What you will do: Transcribe the whole listing without a single picture.

Records to process:
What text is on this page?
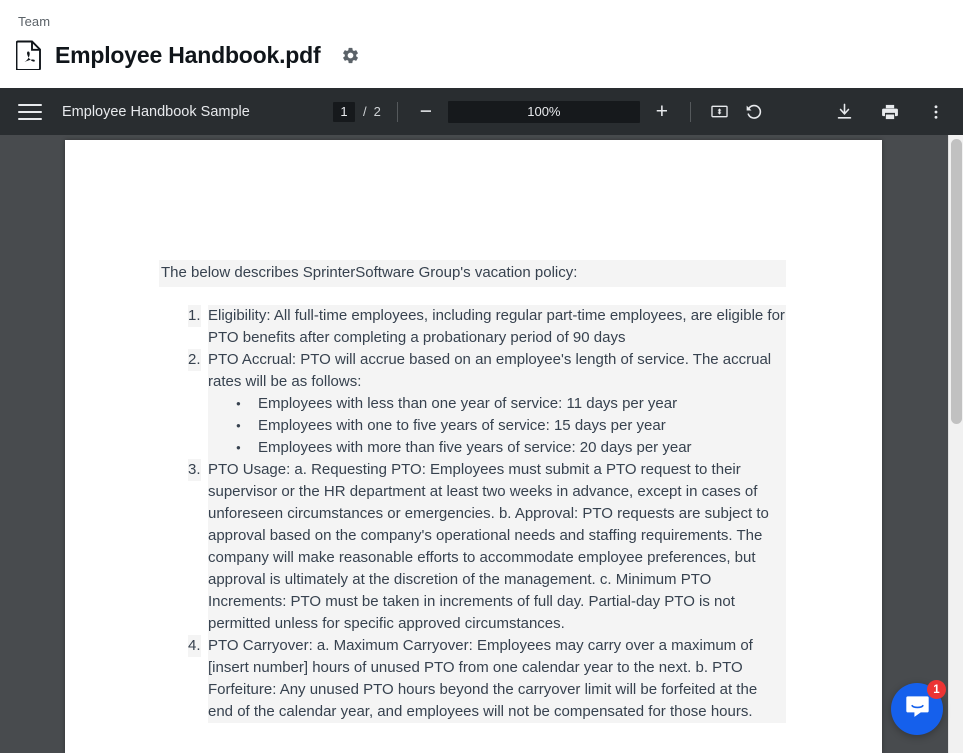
Team
Employee Handbook.pdf
Employee Handbook Sample
1	/ 2 −
100%	+
The below describes SprinterSoftware Group's vacation policy:
Eligibility: All full-time employees, including regular part-time employees, are eligible for PTO benefits after completing a probationary period of 90 days
PTO Accrual: PTO will accrue based on an employee's length of service. The accrual rates will be as follows:
● Employees with less than one year of service: 11 days per year
● Employees with one to five years of service: 15 days per year
● Employees with more than five years of service: 20 days per year
PTO Usage: a. Requesting PTO: Employees must submit a PTO request to their supervisor or the HR department at least two weeks in advance, except in cases of unforeseen circumstances or emergencies. b. Approval: PTO requests are subject to approval based on the company's operational needs and staffing requirements. The company will make reasonable efforts to accommodate employee preferences, but approval is ultimately at the discretion of the management. c. Minimum PTO Increments: PTO must be taken in increments of full day. Partial-day PTO is not permitted unless for specific approved circumstances.
PTO Carryover: a. Maximum Carryover: Employees may carry over a maximum of [insert number] hours of unused PTO from one calendar year to the next. b. PTO Forfeiture: Any unused PTO hours beyond the carryover limit will be forfeited at the end of the calendar year, and employees will not be compensated for those hours.
1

Result:
What text is on this page?
Team
Employee Handbook.pdf
Employee Handbook Sample
1	/ 2 −
100%	+
The below describes SprinterSoftware Group's vacation policy:
Eligibility: All full-time employees, including regular part-time employees, are eligible for PTO benefits after completing a probationary period of 90 days
PTO Accrual: PTO will accrue based on an employee's length of service. The accrual rates will be as follows:
● Employees with less than one year of service: 11 days per year
● Employees with one to five years of service: 15 days per year
● Employees with more than five years of service: 20 days per year
PTO Usage: a. Requesting PTO: Employees must submit a PTO request to their supervisor or the HR department at least two weeks in advance, except in cases of unforeseen circumstances or emergencies. b. Approval: PTO requests are subject to approval based on the company's operational needs and staffing requirements. The company will make reasonable efforts to accommodate employee preferences, but approval is ultimately at the discretion of the management. c. Minimum PTO Increments: PTO must be taken in increments of full day. Partial-day PTO is not permitted unless for specific approved circumstances.
PTO Carryover: a. Maximum Carryover: Employees may carry over a maximum of [insert number] hours of unused PTO from one calendar year to the next. b. PTO Forfeiture: Any unused PTO hours beyond the carryover limit will be forfeited at the end of the calendar year, and employees will not be compensated for those hours.
1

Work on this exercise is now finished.